Why is it that Obama speaks at a church that happen to be mostly black in attendence………….And the white pundits reports that Obama visit a black church. But McCain can visit a all white church no non-whites in attendence….The white pundits report that McCain visit a church in AZ……………WHY? Why is it that Rev. Wright is deam evil and Rev. Hagee and Pastor Rod Parsley' both have said racist and anti American rants But as I delved deeper into Parsley, I found another insidious story to tell about the culture warrior who fancies his Center for Moral Clarity a successor to Jerry Falwell's Moral Majority.The media need to stop causing division in this great country. I have been around the world, and there is no country as diversed as the United States, and we need to appreciate the diversity that exists here. Just like beautiful flowers, with different petals, various shades of color, and lovely smelling fragrances, diversity is a good thing and we all have something to contribute, if man would stop being selfish and greedy, we could get something done. We need to appreciate and not separate. Peace to all humankind! Black people are all the same in the eyes of some white people. Pastor Wright makes a statement and all Black pastors must answer for his words.....One black church and all black churches have to answer. This is a DOUBLE STANDARD That is wrong wrong wrong!
Everyone in the neighborhood held their breath . . .? Well pat yourself on the back now that you are so enlightened that you can exhale with one of us "down the way." Thank goodness he is a "mild, quiet one." You are so obliviously ignorant.
I am not black, but I have been reading this series online lately. I have read some of these comments and some are good, however I guess I just don't understand.

[RECORDS SHOWN]
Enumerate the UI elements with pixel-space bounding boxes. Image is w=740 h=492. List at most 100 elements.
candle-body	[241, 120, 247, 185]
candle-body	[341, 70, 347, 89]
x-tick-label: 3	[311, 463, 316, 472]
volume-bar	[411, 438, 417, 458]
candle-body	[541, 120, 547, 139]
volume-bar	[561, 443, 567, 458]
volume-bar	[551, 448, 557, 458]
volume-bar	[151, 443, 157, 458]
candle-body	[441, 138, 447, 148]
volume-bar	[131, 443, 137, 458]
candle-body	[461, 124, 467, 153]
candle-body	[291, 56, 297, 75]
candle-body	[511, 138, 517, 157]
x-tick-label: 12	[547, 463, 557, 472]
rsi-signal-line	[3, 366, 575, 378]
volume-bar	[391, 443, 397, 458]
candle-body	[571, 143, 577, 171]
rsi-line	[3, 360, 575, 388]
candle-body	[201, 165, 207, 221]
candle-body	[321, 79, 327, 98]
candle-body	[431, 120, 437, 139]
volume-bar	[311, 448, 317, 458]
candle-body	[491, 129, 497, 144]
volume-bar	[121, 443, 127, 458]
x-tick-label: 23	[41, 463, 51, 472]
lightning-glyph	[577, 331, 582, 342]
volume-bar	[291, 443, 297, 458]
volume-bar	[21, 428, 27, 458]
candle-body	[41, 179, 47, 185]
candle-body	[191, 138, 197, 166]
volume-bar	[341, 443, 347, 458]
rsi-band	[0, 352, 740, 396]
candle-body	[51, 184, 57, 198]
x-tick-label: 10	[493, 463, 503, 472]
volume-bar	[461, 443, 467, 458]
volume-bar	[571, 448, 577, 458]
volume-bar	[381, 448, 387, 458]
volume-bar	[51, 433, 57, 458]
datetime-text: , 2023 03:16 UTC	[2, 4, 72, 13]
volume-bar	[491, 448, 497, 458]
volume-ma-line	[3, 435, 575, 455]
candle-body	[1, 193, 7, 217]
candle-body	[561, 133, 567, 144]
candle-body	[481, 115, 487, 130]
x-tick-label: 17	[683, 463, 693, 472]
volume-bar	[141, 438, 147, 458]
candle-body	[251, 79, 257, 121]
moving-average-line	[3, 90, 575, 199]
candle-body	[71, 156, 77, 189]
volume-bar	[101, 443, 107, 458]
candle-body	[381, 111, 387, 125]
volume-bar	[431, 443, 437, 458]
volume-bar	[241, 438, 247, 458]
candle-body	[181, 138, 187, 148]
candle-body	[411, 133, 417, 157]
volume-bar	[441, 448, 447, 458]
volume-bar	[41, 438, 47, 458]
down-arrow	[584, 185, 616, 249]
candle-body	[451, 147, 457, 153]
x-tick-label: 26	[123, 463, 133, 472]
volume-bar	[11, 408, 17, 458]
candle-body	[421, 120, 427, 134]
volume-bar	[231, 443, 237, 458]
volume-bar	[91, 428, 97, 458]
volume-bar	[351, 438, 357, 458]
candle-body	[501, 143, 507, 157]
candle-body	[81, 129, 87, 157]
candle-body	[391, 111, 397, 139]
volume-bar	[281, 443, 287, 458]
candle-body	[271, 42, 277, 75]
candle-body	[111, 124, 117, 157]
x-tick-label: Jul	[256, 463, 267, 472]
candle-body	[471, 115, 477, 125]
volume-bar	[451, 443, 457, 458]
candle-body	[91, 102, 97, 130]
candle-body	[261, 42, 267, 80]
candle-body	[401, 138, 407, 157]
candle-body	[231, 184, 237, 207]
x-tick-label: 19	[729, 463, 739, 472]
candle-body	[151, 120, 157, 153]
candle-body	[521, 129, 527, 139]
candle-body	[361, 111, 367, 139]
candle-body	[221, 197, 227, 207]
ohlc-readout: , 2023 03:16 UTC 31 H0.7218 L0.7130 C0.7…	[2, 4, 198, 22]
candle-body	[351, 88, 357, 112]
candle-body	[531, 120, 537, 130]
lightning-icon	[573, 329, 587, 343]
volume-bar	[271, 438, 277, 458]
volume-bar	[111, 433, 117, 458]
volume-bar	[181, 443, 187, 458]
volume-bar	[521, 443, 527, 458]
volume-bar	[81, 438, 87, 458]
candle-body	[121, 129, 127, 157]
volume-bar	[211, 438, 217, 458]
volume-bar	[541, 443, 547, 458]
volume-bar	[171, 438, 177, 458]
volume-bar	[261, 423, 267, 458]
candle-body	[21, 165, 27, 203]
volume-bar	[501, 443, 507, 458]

[YOUR TASKS]
(a) Using the comments about race, answer yes or no to whether each statement agrees with them, and quote the words that decide it: (i) The first writer says they have been around the world. (ii) The first writer says McCain visited a church in Texas. (iii) The last writer says they are black.
(b) Extend the comments about race, picking up after their last sentence.

[OUTPUTS BY TASK]
(a) (i) Yes: "I have been around the world". (ii) No: "McCain visit a church in AZ". (iii) No: "I am not black".

(b)
I am half white and half filipino. So I haven't experienced quite what blacks have experienced, but I have experienced racial profiling and such from both sides of my ethinicity. Needless to say, this doesn't break me...this makes me.
I just don't get some of the comments I guess, for instance one from Teles:
"They are both white and black. It doesn’t work and will contuine to cost us. How many white people have abandoned their culture to become black? Even rap music that is hugely bought by white kids, that is where its ends. it doesn’t become part of them. It is just music and they just see it as such."
I just think that America is mixed with different cultures that will eventually learn from each other and ideally build up from that. Yes, we do have times where races clash, but why can't we learn from that and just live as one. Be different, but not because of the color of your skin, but because of you, how you grew up, and how you learned from the mistakes of the past.
I guess a lot of this is naive and idealistic. When you as an individual complain about the separation of races and how unfair it is, yet say that you are part of a separate culture that only has to do with the color of your skin. What does that say about you? To me, that is hypocritical. But I guess I grew up a little different and colorblind.